======== GIVEN ENTRIES ========

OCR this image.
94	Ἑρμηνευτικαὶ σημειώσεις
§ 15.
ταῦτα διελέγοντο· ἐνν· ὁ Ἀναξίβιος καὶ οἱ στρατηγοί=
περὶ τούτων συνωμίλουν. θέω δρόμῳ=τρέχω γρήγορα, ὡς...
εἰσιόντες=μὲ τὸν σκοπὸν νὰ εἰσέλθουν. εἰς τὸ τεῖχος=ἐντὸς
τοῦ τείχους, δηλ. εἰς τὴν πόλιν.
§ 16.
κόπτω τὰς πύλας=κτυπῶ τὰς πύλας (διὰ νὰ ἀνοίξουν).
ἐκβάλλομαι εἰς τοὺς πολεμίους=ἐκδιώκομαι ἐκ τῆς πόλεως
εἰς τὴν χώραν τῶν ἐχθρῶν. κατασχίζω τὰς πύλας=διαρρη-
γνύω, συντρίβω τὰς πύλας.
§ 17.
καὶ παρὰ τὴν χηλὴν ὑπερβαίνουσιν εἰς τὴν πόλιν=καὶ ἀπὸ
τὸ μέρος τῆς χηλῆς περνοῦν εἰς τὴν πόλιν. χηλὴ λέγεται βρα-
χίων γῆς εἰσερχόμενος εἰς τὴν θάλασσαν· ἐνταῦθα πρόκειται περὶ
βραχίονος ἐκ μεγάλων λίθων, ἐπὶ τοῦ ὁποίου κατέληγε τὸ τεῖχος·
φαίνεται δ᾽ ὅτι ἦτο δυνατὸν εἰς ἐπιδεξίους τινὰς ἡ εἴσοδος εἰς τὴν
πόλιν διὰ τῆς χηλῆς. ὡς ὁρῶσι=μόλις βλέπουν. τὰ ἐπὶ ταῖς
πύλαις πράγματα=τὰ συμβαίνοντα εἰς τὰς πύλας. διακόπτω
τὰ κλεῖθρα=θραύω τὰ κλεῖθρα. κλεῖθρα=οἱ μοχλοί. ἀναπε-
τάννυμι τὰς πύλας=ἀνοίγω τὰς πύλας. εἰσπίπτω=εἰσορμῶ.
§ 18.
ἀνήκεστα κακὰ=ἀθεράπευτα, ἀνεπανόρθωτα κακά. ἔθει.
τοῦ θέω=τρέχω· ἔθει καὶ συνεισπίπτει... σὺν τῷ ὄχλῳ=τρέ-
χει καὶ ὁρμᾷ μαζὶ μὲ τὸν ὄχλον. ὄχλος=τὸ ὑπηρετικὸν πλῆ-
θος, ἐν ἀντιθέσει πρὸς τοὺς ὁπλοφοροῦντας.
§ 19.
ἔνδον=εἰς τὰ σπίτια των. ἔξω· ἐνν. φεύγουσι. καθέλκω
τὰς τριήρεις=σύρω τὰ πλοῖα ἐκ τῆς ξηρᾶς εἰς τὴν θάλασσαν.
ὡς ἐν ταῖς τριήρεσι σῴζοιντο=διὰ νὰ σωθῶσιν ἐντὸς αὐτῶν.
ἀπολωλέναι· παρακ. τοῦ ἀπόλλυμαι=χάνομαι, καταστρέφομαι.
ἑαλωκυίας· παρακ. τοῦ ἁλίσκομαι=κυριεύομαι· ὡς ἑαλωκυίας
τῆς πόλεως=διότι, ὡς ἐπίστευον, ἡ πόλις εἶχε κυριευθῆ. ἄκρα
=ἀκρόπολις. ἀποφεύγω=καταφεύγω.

========

● **EXERCISE GOAL**:
From the listing above, reproduce all the lines exactly.

● **OUTPUT FOR THIS EXERCISE**:
OCR this image.
94	Ἑρμηνευτικαὶ σημειώσεις
§ 15.
ταῦτα διελέγοντο· ἐνν· ὁ Ἀναξίβιος καὶ οἱ στρατηγοί=
περὶ τούτων συνωμίλουν. θέω δρόμῳ=τρέχω γρήγορα, ὡς...
εἰσιόντες=μὲ τὸν σκοπὸν νὰ εἰσέλθουν. εἰς τὸ τεῖχος=ἐντὸς
τοῦ τείχους, δηλ. εἰς τὴν πόλιν.
§ 16.
κόπτω τὰς πύλας=κτυπῶ τὰς πύλας (διὰ νὰ ἀνοίξουν).
ἐκβάλλομαι εἰς τοὺς πολεμίους=ἐκδιώκομαι ἐκ τῆς πόλεως
εἰς τὴν χώραν τῶν ἐχθρῶν. κατασχίζω τὰς πύλας=διαρρη-
γνύω, συντρίβω τὰς πύλας.
§ 17.
καὶ παρὰ τὴν χηλὴν ὑπερβαίνουσιν εἰς τὴν πόλιν=καὶ ἀπὸ
τὸ μέρος τῆς χηλῆς περνοῦν εἰς τὴν πόλιν. χηλὴ λέγεται βρα-
χίων γῆς εἰσερχόμενος εἰς τὴν θάλασσαν· ἐνταῦθα πρόκειται περὶ
βραχίονος ἐκ μεγάλων λίθων, ἐπὶ τοῦ ὁποίου κατέληγε τὸ τεῖχος·
φαίνεται δ᾽ ὅτι ἦτο δυνατὸν εἰς ἐπιδεξίους τινὰς ἡ εἴσοδος εἰς τὴν
πόλιν διὰ τῆς χηλῆς. ὡς ὁρῶσι=μόλις βλέπουν. τὰ ἐπὶ ταῖς
πύλαις πράγματα=τὰ συμβαίνοντα εἰς τὰς πύλας. διακόπτω
τὰ κλεῖθρα=θραύω τὰ κλεῖθρα. κλεῖθρα=οἱ μοχλοί. ἀναπε-
τάννυμι τὰς πύλας=ἀνοίγω τὰς πύλας. εἰσπίπτω=εἰσορμῶ.
§ 18.
ἀνήκεστα κακὰ=ἀθεράπευτα, ἀνεπανόρθωτα κακά. ἔθει.
τοῦ θέω=τρέχω· ἔθει καὶ συνεισπίπτει... σὺν τῷ ὄχλῳ=τρέ-
χει καὶ ὁρμᾷ μαζὶ μὲ τὸν ὄχλον. ὄχλος=τὸ ὑπηρετικὸν πλῆ-
θος, ἐν ἀντιθέσει πρὸς τοὺς ὁπλοφοροῦντας.
§ 19.
ἔνδον=εἰς τὰ σπίτια των. ἔξω· ἐνν. φεύγουσι. καθέλκω
τὰς τριήρεις=σύρω τὰ πλοῖα ἐκ τῆς ξηρᾶς εἰς τὴν θάλασσαν.
ὡς ἐν ταῖς τριήρεσι σῴζοιντο=διὰ νὰ σωθῶσιν ἐντὸς αὐτῶν.
ἀπολωλέναι· παρακ. τοῦ ἀπόλλυμαι=χάνομαι, καταστρέφομαι.
ἑαλωκυίας· παρακ. τοῦ ἁλίσκομαι=κυριεύομαι· ὡς ἑαλωκυίας
τῆς πόλεως=διότι, ὡς ἐπίστευον, ἡ πόλις εἶχε κυριευθῆ. ἄκρα
=ἀκρόπολις. ἀποφεύγω=καταφεύγω.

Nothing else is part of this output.